━━ Raw data

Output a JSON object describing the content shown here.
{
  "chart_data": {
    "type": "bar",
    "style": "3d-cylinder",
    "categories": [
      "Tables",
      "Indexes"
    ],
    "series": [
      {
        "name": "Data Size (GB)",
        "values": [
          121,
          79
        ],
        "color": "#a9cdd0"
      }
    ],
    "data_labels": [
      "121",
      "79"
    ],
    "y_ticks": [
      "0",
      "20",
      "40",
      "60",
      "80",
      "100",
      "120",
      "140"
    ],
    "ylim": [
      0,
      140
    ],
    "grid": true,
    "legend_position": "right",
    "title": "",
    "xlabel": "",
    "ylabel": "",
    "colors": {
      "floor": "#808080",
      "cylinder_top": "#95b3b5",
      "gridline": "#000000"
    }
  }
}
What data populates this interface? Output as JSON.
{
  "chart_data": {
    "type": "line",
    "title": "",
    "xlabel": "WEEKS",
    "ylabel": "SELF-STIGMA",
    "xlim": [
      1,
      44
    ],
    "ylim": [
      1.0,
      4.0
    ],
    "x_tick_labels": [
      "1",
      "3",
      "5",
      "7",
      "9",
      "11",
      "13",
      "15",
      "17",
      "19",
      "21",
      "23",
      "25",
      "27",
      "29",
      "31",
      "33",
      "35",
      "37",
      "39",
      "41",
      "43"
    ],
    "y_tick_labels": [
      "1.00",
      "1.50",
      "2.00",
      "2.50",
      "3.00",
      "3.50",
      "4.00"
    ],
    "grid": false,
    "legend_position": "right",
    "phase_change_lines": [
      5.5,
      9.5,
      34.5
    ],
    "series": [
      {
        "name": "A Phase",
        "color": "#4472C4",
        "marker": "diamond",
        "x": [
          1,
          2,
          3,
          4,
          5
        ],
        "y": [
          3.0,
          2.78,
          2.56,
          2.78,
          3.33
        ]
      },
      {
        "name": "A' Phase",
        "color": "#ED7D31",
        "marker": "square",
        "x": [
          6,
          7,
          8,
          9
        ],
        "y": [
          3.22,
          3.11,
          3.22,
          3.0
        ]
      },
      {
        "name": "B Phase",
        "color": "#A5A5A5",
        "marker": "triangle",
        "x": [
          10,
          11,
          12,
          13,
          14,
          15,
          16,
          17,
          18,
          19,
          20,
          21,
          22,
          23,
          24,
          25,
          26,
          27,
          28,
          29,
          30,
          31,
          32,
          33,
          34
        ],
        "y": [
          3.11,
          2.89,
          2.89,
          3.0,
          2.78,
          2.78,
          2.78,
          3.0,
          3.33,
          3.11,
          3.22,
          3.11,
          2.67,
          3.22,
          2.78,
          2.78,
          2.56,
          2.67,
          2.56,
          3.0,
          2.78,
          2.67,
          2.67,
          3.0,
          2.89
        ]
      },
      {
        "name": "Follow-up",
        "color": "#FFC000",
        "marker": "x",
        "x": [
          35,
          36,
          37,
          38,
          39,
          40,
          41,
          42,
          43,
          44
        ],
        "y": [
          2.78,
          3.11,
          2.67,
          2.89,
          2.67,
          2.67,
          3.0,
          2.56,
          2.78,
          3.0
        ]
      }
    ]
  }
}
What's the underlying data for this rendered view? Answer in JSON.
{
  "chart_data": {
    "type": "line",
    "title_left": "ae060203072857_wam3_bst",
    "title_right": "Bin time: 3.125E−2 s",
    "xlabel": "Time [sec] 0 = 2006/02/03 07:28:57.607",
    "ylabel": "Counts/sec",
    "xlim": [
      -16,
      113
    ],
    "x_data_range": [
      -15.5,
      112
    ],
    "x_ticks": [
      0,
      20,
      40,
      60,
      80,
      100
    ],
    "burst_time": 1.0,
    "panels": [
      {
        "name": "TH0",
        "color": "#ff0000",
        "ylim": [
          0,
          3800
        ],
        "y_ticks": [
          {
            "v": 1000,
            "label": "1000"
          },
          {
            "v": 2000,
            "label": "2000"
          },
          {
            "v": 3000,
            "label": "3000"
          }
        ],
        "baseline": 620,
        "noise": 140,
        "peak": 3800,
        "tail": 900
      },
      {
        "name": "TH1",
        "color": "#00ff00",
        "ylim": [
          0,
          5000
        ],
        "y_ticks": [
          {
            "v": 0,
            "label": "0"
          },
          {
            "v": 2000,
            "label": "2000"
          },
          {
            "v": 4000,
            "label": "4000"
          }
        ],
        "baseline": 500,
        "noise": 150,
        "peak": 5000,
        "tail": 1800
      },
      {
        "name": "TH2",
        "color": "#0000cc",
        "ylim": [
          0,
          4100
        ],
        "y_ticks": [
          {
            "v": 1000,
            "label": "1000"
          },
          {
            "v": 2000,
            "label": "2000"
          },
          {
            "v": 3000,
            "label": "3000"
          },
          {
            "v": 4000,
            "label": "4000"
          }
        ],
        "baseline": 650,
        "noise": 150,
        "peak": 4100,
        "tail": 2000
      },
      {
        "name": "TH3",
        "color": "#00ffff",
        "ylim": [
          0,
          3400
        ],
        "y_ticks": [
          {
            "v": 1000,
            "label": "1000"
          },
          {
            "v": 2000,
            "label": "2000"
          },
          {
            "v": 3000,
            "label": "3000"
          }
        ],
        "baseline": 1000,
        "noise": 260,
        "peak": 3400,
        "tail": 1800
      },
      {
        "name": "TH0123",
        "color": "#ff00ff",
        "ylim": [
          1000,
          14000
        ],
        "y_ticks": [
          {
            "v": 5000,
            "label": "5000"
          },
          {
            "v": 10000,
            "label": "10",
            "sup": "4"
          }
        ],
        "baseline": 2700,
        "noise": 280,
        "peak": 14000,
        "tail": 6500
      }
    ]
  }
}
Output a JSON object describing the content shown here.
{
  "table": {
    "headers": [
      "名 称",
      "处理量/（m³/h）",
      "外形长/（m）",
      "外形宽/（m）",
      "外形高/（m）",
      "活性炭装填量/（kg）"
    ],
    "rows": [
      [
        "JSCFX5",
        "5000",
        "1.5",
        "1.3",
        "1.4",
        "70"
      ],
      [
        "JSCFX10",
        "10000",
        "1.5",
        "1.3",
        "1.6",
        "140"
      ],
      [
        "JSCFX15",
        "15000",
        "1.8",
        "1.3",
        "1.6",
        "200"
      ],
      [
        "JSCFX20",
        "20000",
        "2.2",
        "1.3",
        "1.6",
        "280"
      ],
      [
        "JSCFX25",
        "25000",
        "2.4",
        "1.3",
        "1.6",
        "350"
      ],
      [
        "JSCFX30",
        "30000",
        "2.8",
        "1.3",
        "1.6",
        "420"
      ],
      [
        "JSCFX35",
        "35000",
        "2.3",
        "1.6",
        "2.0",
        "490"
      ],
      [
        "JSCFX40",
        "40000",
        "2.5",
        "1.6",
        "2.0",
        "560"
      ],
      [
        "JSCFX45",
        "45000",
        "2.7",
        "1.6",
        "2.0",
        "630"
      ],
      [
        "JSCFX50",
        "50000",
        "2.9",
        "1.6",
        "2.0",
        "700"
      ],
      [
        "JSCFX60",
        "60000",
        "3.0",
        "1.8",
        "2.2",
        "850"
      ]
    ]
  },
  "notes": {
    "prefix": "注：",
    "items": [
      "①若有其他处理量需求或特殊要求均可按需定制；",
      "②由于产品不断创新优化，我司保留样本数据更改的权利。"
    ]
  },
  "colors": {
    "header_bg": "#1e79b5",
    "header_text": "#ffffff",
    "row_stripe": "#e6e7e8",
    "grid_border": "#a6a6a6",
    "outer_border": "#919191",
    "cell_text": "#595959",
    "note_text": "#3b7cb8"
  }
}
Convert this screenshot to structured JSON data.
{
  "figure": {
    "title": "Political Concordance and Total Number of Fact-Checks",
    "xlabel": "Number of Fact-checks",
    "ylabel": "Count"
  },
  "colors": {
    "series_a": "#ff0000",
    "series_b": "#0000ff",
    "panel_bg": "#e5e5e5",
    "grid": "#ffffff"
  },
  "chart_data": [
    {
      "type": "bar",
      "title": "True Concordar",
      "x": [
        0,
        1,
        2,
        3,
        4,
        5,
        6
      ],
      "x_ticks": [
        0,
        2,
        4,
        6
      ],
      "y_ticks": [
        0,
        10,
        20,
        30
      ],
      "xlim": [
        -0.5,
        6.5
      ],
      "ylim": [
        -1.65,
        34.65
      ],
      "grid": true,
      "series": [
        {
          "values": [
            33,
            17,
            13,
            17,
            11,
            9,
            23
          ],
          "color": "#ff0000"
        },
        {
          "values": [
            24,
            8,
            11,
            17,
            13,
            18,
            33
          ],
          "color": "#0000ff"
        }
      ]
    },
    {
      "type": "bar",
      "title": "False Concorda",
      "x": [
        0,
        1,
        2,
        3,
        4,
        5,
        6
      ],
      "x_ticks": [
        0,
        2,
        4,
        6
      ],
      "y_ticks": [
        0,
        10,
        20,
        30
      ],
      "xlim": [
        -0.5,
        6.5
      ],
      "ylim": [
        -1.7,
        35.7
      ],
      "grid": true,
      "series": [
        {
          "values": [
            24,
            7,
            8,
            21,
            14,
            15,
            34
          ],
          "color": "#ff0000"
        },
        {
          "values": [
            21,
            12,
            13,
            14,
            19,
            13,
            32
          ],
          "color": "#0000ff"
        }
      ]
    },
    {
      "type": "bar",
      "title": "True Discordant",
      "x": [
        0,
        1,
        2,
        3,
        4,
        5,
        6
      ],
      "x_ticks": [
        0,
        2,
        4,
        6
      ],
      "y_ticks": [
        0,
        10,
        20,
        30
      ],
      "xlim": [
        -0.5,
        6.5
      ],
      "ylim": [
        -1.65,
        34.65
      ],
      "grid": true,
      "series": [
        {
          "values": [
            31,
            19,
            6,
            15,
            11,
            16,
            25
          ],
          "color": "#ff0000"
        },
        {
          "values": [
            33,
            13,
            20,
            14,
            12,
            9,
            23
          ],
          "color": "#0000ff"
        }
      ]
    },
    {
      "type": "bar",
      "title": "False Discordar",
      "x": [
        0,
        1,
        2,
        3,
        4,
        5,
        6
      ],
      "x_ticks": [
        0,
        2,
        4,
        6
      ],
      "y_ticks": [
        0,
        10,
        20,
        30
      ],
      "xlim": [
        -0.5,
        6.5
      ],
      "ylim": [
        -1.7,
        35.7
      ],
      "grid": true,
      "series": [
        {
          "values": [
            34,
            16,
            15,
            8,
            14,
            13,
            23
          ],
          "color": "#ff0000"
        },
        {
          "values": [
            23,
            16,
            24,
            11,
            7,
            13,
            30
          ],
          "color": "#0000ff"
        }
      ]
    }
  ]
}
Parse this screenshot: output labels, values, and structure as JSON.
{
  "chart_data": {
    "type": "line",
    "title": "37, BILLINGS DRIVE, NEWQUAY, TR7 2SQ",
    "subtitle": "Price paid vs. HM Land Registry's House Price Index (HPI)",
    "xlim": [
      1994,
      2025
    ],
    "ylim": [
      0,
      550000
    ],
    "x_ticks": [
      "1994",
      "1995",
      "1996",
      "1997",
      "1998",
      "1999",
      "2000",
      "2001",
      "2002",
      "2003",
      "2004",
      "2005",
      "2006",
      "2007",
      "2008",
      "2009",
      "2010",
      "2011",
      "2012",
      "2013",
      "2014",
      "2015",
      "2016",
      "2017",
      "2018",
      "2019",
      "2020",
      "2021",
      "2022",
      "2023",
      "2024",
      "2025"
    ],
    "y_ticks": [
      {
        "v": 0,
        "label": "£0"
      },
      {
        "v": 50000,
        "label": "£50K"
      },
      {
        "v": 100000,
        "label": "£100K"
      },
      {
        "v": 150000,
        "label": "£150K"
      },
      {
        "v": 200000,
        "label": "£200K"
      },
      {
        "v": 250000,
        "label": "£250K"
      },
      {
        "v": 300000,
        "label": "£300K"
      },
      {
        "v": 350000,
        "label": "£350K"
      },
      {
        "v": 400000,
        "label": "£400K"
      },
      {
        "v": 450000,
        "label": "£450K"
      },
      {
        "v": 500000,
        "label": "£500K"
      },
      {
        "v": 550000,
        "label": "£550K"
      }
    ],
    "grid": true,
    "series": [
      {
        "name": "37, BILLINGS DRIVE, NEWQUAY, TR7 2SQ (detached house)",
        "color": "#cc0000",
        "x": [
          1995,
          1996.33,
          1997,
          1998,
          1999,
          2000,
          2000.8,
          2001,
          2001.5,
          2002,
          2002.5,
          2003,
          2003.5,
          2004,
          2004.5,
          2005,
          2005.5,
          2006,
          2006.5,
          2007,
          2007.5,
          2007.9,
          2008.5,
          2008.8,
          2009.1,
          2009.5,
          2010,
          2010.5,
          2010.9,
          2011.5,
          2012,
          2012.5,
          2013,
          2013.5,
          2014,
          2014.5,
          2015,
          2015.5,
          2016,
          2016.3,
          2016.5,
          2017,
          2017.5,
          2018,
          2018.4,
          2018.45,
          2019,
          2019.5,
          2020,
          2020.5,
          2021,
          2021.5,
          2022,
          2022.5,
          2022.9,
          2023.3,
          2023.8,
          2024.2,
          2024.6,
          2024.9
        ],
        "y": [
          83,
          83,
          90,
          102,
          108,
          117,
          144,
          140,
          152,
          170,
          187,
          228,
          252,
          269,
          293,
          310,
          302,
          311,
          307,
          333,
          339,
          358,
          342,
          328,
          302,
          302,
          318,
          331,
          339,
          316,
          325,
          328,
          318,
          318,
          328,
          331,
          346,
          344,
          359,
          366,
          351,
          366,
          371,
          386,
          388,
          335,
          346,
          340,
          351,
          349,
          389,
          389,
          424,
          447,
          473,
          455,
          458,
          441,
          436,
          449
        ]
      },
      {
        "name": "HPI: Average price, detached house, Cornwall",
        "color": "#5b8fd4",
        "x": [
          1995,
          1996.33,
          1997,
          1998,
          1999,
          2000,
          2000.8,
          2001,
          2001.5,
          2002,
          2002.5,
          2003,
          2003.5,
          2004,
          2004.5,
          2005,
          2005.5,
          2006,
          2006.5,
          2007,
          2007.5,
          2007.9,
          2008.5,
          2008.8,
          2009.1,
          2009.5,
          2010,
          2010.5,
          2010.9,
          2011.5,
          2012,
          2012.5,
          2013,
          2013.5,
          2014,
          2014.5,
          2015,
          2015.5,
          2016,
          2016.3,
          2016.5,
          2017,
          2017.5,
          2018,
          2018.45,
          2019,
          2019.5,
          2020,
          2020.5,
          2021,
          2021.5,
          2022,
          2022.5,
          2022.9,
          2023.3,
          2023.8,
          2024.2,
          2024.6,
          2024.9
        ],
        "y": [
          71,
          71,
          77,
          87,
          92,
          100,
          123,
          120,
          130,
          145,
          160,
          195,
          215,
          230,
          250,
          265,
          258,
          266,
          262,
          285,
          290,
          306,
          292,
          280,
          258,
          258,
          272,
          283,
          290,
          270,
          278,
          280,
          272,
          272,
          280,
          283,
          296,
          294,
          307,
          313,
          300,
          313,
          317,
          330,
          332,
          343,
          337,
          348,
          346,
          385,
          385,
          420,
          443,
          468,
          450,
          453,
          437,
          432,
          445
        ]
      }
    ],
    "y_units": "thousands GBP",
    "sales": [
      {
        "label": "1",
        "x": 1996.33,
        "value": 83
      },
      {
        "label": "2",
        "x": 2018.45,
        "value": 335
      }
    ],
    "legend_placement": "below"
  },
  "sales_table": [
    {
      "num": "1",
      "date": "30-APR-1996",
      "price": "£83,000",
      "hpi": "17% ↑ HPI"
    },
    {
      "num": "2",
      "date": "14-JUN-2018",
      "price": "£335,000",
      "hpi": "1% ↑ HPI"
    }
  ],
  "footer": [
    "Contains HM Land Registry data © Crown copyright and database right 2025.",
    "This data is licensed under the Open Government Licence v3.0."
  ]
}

━━━━

What the exercise asks >> From the data above, copy each line that holds "DRIVE".

Solution to this task >>
    "title": "37, BILLINGS DRIVE, NEWQUAY, TR7 2SQ",
        "name": "37, BILLINGS DRIVE, NEWQUAY, TR7 2SQ (detached house)",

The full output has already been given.